Source material

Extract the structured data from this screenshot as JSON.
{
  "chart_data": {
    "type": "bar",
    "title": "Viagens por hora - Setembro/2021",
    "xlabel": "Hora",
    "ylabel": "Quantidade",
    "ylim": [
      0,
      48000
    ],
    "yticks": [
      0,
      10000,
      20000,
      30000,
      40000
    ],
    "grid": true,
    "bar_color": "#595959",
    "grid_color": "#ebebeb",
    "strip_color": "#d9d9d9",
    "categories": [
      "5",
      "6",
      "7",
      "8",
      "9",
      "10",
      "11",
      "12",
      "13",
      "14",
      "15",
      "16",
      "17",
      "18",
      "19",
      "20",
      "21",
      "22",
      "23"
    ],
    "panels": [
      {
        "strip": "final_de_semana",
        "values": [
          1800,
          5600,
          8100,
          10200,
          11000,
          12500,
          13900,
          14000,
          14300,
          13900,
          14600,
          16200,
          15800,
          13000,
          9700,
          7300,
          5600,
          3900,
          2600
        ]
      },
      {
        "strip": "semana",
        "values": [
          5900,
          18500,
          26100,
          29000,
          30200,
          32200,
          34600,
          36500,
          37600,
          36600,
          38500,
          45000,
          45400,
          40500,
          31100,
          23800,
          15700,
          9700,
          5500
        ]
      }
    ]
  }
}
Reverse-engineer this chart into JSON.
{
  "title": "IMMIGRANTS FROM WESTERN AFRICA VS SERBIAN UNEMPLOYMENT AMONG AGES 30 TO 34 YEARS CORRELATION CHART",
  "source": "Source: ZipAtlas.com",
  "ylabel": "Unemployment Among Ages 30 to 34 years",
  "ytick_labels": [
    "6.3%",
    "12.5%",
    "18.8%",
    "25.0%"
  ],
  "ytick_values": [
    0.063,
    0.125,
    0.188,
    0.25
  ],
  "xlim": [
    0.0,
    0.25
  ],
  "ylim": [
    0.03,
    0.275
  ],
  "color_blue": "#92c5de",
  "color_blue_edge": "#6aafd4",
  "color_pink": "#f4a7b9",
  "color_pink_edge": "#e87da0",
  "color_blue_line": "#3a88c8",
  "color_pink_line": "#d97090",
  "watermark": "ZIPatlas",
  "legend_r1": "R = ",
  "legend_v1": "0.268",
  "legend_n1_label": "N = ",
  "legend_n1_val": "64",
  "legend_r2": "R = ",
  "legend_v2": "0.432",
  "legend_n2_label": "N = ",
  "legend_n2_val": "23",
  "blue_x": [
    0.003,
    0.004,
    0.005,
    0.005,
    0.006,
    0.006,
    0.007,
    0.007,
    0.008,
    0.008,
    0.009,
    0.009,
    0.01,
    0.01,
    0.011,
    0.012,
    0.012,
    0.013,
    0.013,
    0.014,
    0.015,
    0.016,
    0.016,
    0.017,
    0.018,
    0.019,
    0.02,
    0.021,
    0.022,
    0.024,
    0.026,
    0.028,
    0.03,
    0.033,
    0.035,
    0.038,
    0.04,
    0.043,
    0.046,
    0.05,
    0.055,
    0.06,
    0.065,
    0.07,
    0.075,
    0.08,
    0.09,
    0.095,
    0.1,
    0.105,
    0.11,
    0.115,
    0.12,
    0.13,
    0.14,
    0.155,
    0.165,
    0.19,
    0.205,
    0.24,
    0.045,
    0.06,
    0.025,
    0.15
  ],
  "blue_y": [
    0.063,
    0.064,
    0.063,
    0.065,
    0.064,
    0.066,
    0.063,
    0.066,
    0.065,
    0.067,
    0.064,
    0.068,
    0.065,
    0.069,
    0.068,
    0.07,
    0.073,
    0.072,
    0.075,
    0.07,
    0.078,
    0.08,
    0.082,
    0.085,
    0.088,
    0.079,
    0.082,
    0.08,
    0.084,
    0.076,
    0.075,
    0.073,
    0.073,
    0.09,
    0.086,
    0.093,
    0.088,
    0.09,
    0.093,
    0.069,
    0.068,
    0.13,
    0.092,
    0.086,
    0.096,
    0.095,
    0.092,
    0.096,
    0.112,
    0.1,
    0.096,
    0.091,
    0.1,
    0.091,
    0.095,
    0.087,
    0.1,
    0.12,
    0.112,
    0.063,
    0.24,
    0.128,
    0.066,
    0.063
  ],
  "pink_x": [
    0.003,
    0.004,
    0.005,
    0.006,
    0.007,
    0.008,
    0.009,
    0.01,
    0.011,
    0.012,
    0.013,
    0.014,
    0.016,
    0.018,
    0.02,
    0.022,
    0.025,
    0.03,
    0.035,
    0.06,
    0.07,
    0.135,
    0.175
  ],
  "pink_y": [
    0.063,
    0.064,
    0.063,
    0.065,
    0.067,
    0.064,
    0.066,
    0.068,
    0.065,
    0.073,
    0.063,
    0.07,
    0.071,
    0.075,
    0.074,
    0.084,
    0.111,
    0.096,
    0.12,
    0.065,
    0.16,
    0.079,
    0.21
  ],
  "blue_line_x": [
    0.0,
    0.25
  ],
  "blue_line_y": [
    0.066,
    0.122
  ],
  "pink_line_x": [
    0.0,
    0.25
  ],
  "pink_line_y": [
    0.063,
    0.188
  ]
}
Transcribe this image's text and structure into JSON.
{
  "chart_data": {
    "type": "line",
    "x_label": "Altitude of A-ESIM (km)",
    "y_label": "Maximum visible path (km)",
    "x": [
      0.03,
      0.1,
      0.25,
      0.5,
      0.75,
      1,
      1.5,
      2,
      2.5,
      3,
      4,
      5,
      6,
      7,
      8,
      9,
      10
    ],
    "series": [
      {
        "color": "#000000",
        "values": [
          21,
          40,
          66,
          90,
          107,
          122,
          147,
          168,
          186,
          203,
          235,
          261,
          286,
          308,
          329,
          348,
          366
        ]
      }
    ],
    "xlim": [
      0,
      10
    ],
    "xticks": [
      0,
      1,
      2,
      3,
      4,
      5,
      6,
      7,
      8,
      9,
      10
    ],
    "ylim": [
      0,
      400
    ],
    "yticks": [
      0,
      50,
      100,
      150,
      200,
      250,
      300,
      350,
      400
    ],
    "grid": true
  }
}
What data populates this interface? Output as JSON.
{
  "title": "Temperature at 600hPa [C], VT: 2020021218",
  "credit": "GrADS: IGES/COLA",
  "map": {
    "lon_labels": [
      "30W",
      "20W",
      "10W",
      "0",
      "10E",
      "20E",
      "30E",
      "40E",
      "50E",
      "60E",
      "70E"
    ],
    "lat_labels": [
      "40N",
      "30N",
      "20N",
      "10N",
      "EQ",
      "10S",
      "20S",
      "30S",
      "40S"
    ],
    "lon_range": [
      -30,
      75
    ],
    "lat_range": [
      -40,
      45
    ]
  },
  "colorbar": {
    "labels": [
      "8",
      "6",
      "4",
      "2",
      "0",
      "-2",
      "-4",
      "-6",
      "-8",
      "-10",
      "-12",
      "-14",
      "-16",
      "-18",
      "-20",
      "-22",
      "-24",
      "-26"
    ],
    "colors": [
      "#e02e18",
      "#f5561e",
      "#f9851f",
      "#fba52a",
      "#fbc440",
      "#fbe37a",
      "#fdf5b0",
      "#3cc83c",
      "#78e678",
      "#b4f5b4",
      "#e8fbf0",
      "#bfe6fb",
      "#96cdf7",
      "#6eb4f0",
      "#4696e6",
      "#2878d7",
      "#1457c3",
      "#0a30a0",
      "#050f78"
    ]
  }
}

Description of the task
Set down the listing above in full, please, exactly as it appears.

Response to this exercise
Extract the structured data from this screenshot as JSON.
{
  "chart_data": {
    "type": "bar",
    "title": "Viagens por hora - Setembro/2021",
    "xlabel": "Hora",
    "ylabel": "Quantidade",
    "ylim": [
      0,
      48000
    ],
    "yticks": [
      0,
      10000,
      20000,
      30000,
      40000
    ],
    "grid": true,
    "bar_color": "#595959",
    "grid_color": "#ebebeb",
    "strip_color": "#d9d9d9",
    "categories": [
      "5",
      "6",
      "7",
      "8",
      "9",
      "10",
      "11",
      "12",
      "13",
      "14",
      "15",
      "16",
      "17",
      "18",
      "19",
      "20",
      "21",
      "22",
      "23"
    ],
    "panels": [
      {
        "strip": "final_de_semana",
        "values": [
          1800,
          5600,
          8100,
          10200,
          11000,
          12500,
          13900,
          14000,
          14300,
          13900,
          14600,
          16200,
          15800,
          13000,
          9700,
          7300,
          5600,
          3900,
          2600
        ]
      },
      {
        "strip": "semana",
        "values": [
          5900,
          18500,
          26100,
          29000,
          30200,
          32200,
          34600,
          36500,
          37600,
          36600,
          38500,
          45000,
          45400,
          40500,
          31100,
          23800,
          15700,
          9700,
          5500
        ]
      }
    ]
  }
}
Reverse-engineer this chart into JSON.
{
  "title": "IMMIGRANTS FROM WESTERN AFRICA VS SERBIAN UNEMPLOYMENT AMONG AGES 30 TO 34 YEARS CORRELATION CHART",
  "source": "Source: ZipAtlas.com",
  "ylabel": "Unemployment Among Ages 30 to 34 years",
  "ytick_labels": [
    "6.3%",
    "12.5%",
    "18.8%",
    "25.0%"
  ],
  "ytick_values": [
    0.063,
    0.125,
    0.188,
    0.25
  ],
  "xlim": [
    0.0,
    0.25
  ],
  "ylim": [
    0.03,
    0.275
  ],
  "color_blue": "#92c5de",
  "color_blue_edge": "#6aafd4",
  "color_pink": "#f4a7b9",
  "color_pink_edge": "#e87da0",
  "color_blue_line": "#3a88c8",
  "color_pink_line": "#d97090",
  "watermark": "ZIPatlas",
  "legend_r1": "R = ",
  "legend_v1": "0.268",
  "legend_n1_label": "N = ",
  "legend_n1_val": "64",
  "legend_r2": "R = ",
  "legend_v2": "0.432",
  "legend_n2_label": "N = ",
  "legend_n2_val": "23",
  "blue_x": [
    0.003,
    0.004,
    0.005,
    0.005,
    0.006,
    0.006,
    0.007,
    0.007,
    0.008,
    0.008,
    0.009,
    0.009,
    0.01,
    0.01,
    0.011,
    0.012,
    0.012,
    0.013,
    0.013,
    0.014,
    0.015,
    0.016,
    0.016,
    0.017,
    0.018,
    0.019,
    0.02,
    0.021,
    0.022,
    0.024,
    0.026,
    0.028,
    0.03,
    0.033,
    0.035,
    0.038,
    0.04,
    0.043,
    0.046,
    0.05,
    0.055,
    0.06,
    0.065,
    0.07,
    0.075,
    0.08,
    0.09,
    0.095,
    0.1,
    0.105,
    0.11,
    0.115,
    0.12,
    0.13,
    0.14,
    0.155,
    0.165,
    0.19,
    0.205,
    0.24,
    0.045,
    0.06,
    0.025,
    0.15
  ],
  "blue_y": [
    0.063,
    0.064,
    0.063,
    0.065,
    0.064,
    0.066,
    0.063,
    0.066,
    0.065,
    0.067,
    0.064,
    0.068,
    0.065,
    0.069,
    0.068,
    0.07,
    0.073,
    0.072,
    0.075,
    0.07,
    0.078,
    0.08,
    0.082,
    0.085,
    0.088,
    0.079,
    0.082,
    0.08,
    0.084,
    0.076,
    0.075,
    0.073,
    0.073,
    0.09,
    0.086,
    0.093,
    0.088,
    0.09,
    0.093,
    0.069,
    0.068,
    0.13,
    0.092,
    0.086,
    0.096,
    0.095,
    0.092,
    0.096,
    0.112,
    0.1,
    0.096,
    0.091,
    0.1,
    0.091,
    0.095,
    0.087,
    0.1,
    0.12,
    0.112,
    0.063,
    0.24,
    0.128,
    0.066,
    0.063
  ],
  "pink_x": [
    0.003,
    0.004,
    0.005,
    0.006,
    0.007,
    0.008,
    0.009,
    0.01,
    0.011,
    0.012,
    0.013,
    0.014,
    0.016,
    0.018,
    0.02,
    0.022,
    0.025,
    0.03,
    0.035,
    0.06,
    0.07,
    0.135,
    0.175
  ],
  "pink_y": [
    0.063,
    0.064,
    0.063,
    0.065,
    0.067,
    0.064,
    0.066,
    0.068,
    0.065,
    0.073,
    0.063,
    0.07,
    0.071,
    0.075,
    0.074,
    0.084,
    0.111,
    0.096,
    0.12,
    0.065,
    0.16,
    0.079,
    0.21
  ],
  "blue_line_x": [
    0.0,
    0.25
  ],
  "blue_line_y": [
    0.066,
    0.122
  ],
  "pink_line_x": [
    0.0,
    0.25
  ],
  "pink_line_y": [
    0.063,
    0.188
  ]
}
Transcribe this image's text and structure into JSON.
{
  "chart_data": {
    "type": "line",
    "x_label": "Altitude of A-ESIM (km)",
    "y_label": "Maximum visible path (km)",
    "x": [
      0.03,
      0.1,
      0.25,
      0.5,
      0.75,
      1,
      1.5,
      2,
      2.5,
      3,
      4,
      5,
      6,
      7,
      8,
      9,
      10
    ],
    "series": [
      {
        "color": "#000000",
        "values": [
          21,
          40,
          66,
          90,
          107,
          122,
          147,
          168,
          186,
          203,
          235,
          261,
          286,
          308,
          329,
          348,
          366
        ]
      }
    ],
    "xlim": [
      0,
      10
    ],
    "xticks": [
      0,
      1,
      2,
      3,
      4,
      5,
      6,
      7,
      8,
      9,
      10
    ],
    "ylim": [
      0,
      400
    ],
    "yticks": [
      0,
      50,
      100,
      150,
      200,
      250,
      300,
      350,
      400
    ],
    "grid": true
  }
}
What data populates this interface? Output as JSON.
{
  "title": "Temperature at 600hPa [C], VT: 2020021218",
  "credit": "GrADS: IGES/COLA",
  "map": {
    "lon_labels": [
      "30W",
      "20W",
      "10W",
      "0",
      "10E",
      "20E",
      "30E",
      "40E",
      "50E",
      "60E",
      "70E"
    ],
    "lat_labels": [
      "40N",
      "30N",
      "20N",
      "10N",
      "EQ",
      "10S",
      "20S",
      "30S",
      "40S"
    ],
    "lon_range": [
      -30,
      75
    ],
    "lat_range": [
      -40,
      45
    ]
  },
  "colorbar": {
    "labels": [
      "8",
      "6",
      "4",
      "2",
      "0",
      "-2",
      "-4",
      "-6",
      "-8",
      "-10",
      "-12",
      "-14",
      "-16",
      "-18",
      "-20",
      "-22",
      "-24",
      "-26"
    ],
    "colors": [
      "#e02e18",
      "#f5561e",
      "#f9851f",
      "#fba52a",
      "#fbc440",
      "#fbe37a",
      "#fdf5b0",
      "#3cc83c",
      "#78e678",
      "#b4f5b4",
      "#e8fbf0",
      "#bfe6fb",
      "#96cdf7",
      "#6eb4f0",
      "#4696e6",
      "#2878d7",
      "#1457c3",
      "#0a30a0",
      "#050f78"
    ]
  }
}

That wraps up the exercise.